Records for this task:

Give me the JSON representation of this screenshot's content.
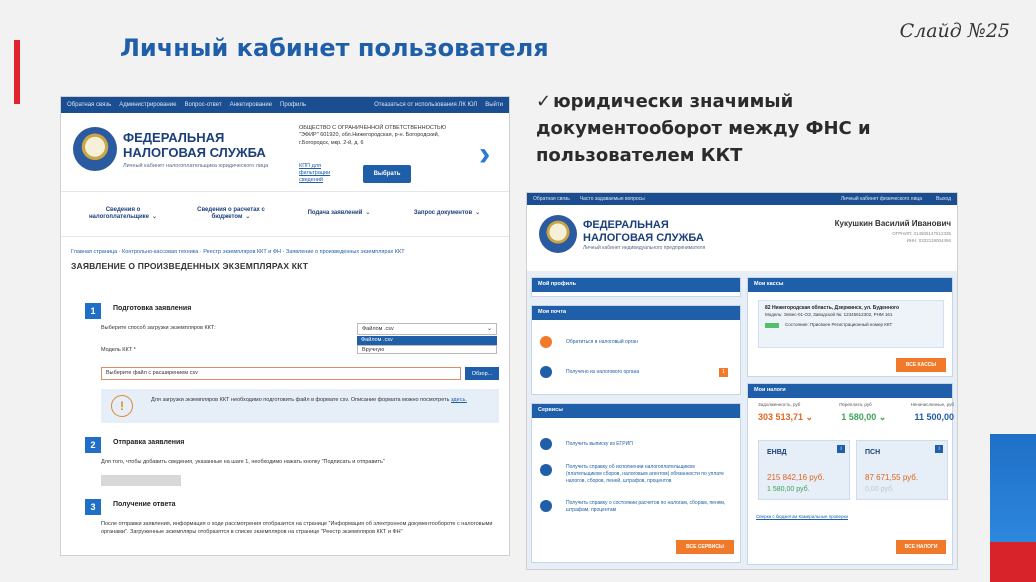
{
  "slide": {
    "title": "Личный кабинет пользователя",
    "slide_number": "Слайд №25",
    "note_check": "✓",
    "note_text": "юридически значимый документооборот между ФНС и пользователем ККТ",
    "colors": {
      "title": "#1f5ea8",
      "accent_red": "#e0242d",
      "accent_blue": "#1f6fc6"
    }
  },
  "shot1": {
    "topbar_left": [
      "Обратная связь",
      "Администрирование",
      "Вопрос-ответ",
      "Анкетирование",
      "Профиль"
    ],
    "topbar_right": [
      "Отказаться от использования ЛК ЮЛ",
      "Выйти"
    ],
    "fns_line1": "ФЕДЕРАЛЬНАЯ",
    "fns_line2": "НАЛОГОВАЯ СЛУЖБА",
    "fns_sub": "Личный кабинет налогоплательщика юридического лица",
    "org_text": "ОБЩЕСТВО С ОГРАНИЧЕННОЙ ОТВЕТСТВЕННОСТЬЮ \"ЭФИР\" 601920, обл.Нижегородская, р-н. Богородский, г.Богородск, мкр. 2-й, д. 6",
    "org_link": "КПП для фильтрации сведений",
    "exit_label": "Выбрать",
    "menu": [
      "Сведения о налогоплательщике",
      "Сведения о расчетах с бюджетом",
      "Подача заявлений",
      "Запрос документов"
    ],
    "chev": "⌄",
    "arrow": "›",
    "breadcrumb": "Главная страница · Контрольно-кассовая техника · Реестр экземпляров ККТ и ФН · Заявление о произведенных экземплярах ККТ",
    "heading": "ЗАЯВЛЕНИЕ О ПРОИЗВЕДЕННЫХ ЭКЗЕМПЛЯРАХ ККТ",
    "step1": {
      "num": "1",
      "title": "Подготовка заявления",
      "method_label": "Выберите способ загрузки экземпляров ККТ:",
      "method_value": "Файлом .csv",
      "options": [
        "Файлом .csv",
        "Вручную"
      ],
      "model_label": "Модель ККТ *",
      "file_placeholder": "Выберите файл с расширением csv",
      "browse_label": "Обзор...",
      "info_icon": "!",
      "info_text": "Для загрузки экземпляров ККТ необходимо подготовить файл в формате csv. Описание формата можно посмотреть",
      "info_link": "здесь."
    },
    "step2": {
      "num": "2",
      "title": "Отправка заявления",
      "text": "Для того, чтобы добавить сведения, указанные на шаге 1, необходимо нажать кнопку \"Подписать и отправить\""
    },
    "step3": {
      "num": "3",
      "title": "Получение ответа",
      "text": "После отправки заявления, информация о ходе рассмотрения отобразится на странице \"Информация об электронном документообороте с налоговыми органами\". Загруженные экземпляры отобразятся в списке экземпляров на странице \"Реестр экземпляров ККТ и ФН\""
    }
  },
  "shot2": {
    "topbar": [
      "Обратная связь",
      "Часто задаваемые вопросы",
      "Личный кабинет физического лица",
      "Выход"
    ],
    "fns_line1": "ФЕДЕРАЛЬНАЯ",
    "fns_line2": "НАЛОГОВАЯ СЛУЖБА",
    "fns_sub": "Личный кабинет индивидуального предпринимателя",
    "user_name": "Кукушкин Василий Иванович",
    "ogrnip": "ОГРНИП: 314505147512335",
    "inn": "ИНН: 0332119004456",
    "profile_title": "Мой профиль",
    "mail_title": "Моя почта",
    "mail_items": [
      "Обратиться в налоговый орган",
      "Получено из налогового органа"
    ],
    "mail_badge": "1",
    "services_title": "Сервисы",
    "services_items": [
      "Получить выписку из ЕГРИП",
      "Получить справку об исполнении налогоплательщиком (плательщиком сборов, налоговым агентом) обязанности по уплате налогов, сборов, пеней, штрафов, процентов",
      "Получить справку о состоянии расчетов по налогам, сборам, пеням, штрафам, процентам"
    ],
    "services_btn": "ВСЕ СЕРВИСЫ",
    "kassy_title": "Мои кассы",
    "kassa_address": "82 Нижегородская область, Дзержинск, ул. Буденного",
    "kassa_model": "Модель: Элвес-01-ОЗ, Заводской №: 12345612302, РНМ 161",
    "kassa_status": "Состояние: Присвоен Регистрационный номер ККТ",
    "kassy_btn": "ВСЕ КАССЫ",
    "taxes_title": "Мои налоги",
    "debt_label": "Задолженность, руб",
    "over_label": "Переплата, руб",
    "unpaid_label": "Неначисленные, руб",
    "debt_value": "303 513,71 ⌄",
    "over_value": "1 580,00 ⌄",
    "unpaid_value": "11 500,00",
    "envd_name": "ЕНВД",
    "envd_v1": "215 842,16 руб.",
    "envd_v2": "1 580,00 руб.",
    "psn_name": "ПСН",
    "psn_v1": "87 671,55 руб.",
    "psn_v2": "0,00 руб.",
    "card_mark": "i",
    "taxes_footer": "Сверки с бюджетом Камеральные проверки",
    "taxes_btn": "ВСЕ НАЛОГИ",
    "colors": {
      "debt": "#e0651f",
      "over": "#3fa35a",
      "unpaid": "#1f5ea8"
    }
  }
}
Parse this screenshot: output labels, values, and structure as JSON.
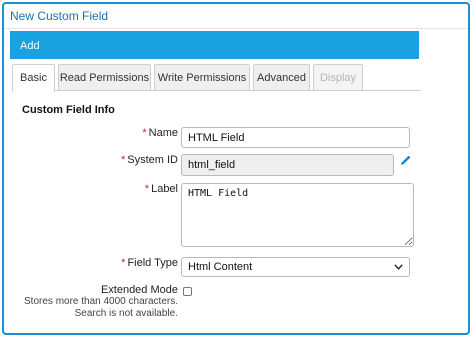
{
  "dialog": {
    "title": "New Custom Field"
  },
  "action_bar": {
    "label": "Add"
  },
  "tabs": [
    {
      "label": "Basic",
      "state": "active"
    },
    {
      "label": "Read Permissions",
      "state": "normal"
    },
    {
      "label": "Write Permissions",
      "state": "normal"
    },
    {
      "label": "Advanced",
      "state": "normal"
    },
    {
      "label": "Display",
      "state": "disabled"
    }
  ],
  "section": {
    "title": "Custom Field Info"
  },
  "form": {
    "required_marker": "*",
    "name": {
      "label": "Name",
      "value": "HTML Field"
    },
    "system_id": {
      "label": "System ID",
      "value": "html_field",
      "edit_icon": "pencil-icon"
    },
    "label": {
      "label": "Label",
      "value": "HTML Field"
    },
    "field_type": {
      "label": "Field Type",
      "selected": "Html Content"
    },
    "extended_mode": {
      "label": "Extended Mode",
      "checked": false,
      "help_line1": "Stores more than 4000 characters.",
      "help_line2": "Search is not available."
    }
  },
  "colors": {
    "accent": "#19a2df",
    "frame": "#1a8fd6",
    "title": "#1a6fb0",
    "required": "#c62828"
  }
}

Exercise prompt:
Leaving aside the images, write out the entries above word for word.

Response for this exercise:
Give me the JSON representation of this screenshot's content.
{
  "slide": {
    "title": "Личный кабинет пользователя",
    "slide_number": "Слайд №25",
    "note_check": "✓",
    "note_text": "юридически значимый документооборот между ФНС и пользователем ККТ",
    "colors": {
      "title": "#1f5ea8",
      "accent_red": "#e0242d",
      "accent_blue": "#1f6fc6"
    }
  },
  "shot1": {
    "topbar_left": [
      "Обратная связь",
      "Администрирование",
      "Вопрос-ответ",
      "Анкетирование",
      "Профиль"
    ],
    "topbar_right": [
      "Отказаться от использования ЛК ЮЛ",
      "Выйти"
    ],
    "fns_line1": "ФЕДЕРАЛЬНАЯ",
    "fns_line2": "НАЛОГОВАЯ СЛУЖБА",
    "fns_sub": "Личный кабинет налогоплательщика юридического лица",
    "org_text": "ОБЩЕСТВО С ОГРАНИЧЕННОЙ ОТВЕТСТВЕННОСТЬЮ \"ЭФИР\" 601920, обл.Нижегородская, р-н. Богородский, г.Богородск, мкр. 2-й, д. 6",
    "org_link": "КПП для фильтрации сведений",
    "exit_label": "Выбрать",
    "menu": [
      "Сведения о налогоплательщике",
      "Сведения о расчетах с бюджетом",
      "Подача заявлений",
      "Запрос документов"
    ],
    "chev": "⌄",
    "arrow": "›",
    "breadcrumb": "Главная страница · Контрольно-кассовая техника · Реестр экземпляров ККТ и ФН · Заявление о произведенных экземплярах ККТ",
    "heading": "ЗАЯВЛЕНИЕ О ПРОИЗВЕДЕННЫХ ЭКЗЕМПЛЯРАХ ККТ",
    "step1": {
      "num": "1",
      "title": "Подготовка заявления",
      "method_label": "Выберите способ загрузки экземпляров ККТ:",
      "method_value": "Файлом .csv",
      "options": [
        "Файлом .csv",
        "Вручную"
      ],
      "model_label": "Модель ККТ *",
      "file_placeholder": "Выберите файл с расширением csv",
      "browse_label": "Обзор...",
      "info_icon": "!",
      "info_text": "Для загрузки экземпляров ККТ необходимо подготовить файл в формате csv. Описание формата можно посмотреть",
      "info_link": "здесь."
    },
    "step2": {
      "num": "2",
      "title": "Отправка заявления",
      "text": "Для того, чтобы добавить сведения, указанные на шаге 1, необходимо нажать кнопку \"Подписать и отправить\""
    },
    "step3": {
      "num": "3",
      "title": "Получение ответа",
      "text": "После отправки заявления, информация о ходе рассмотрения отобразится на странице \"Информация об электронном документообороте с налоговыми органами\". Загруженные экземпляры отобразятся в списке экземпляров на странице \"Реестр экземпляров ККТ и ФН\""
    }
  },
  "shot2": {
    "topbar": [
      "Обратная связь",
      "Часто задаваемые вопросы",
      "Личный кабинет физического лица",
      "Выход"
    ],
    "fns_line1": "ФЕДЕРАЛЬНАЯ",
    "fns_line2": "НАЛОГОВАЯ СЛУЖБА",
    "fns_sub": "Личный кабинет индивидуального предпринимателя",
    "user_name": "Кукушкин Василий Иванович",
    "ogrnip": "ОГРНИП: 314505147512335",
    "inn": "ИНН: 0332119004456",
    "profile_title": "Мой профиль",
    "mail_title": "Моя почта",
    "mail_items": [
      "Обратиться в налоговый орган",
      "Получено из налогового органа"
    ],
    "mail_badge": "1",
    "services_title": "Сервисы",
    "services_items": [
      "Получить выписку из ЕГРИП",
      "Получить справку об исполнении налогоплательщиком (плательщиком сборов, налоговым агентом) обязанности по уплате налогов, сборов, пеней, штрафов, процентов",
      "Получить справку о состоянии расчетов по налогам, сборам, пеням, штрафам, процентам"
    ],
    "services_btn": "ВСЕ СЕРВИСЫ",
    "kassy_title": "Мои кассы",
    "kassa_address": "82 Нижегородская область, Дзержинск, ул. Буденного",
    "kassa_model": "Модель: Элвес-01-ОЗ, Заводской №: 12345612302, РНМ 161",
    "kassa_status": "Состояние: Присвоен Регистрационный номер ККТ",
    "kassy_btn": "ВСЕ КАССЫ",
    "taxes_title": "Мои налоги",
    "debt_label": "Задолженность, руб",
    "over_label": "Переплата, руб",
    "unpaid_label": "Неначисленные, руб",
    "debt_value": "303 513,71 ⌄",
    "over_value": "1 580,00 ⌄",
    "unpaid_value": "11 500,00",
    "envd_name": "ЕНВД",
    "envd_v1": "215 842,16 руб.",
    "envd_v2": "1 580,00 руб.",
    "psn_name": "ПСН",
    "psn_v1": "87 671,55 руб.",
    "psn_v2": "0,00 руб.",
    "card_mark": "i",
    "taxes_footer": "Сверки с бюджетом Камеральные проверки",
    "taxes_btn": "ВСЕ НАЛОГИ",
    "colors": {
      "debt": "#e0651f",
      "over": "#3fa35a",
      "unpaid": "#1f5ea8"
    }
  }
}
Parse this screenshot: output labels, values, and structure as JSON.
{
  "dialog": {
    "title": "New Custom Field"
  },
  "action_bar": {
    "label": "Add"
  },
  "tabs": [
    {
      "label": "Basic",
      "state": "active"
    },
    {
      "label": "Read Permissions",
      "state": "normal"
    },
    {
      "label": "Write Permissions",
      "state": "normal"
    },
    {
      "label": "Advanced",
      "state": "normal"
    },
    {
      "label": "Display",
      "state": "disabled"
    }
  ],
  "section": {
    "title": "Custom Field Info"
  },
  "form": {
    "required_marker": "*",
    "name": {
      "label": "Name",
      "value": "HTML Field"
    },
    "system_id": {
      "label": "System ID",
      "value": "html_field",
      "edit_icon": "pencil-icon"
    },
    "label": {
      "label": "Label",
      "value": "HTML Field"
    },
    "field_type": {
      "label": "Field Type",
      "selected": "Html Content"
    },
    "extended_mode": {
      "label": "Extended Mode",
      "checked": false,
      "help_line1": "Stores more than 4000 characters.",
      "help_line2": "Search is not available."
    }
  },
  "colors": {
    "accent": "#19a2df",
    "frame": "#1a8fd6",
    "title": "#1a6fb0",
    "required": "#c62828"
  }
}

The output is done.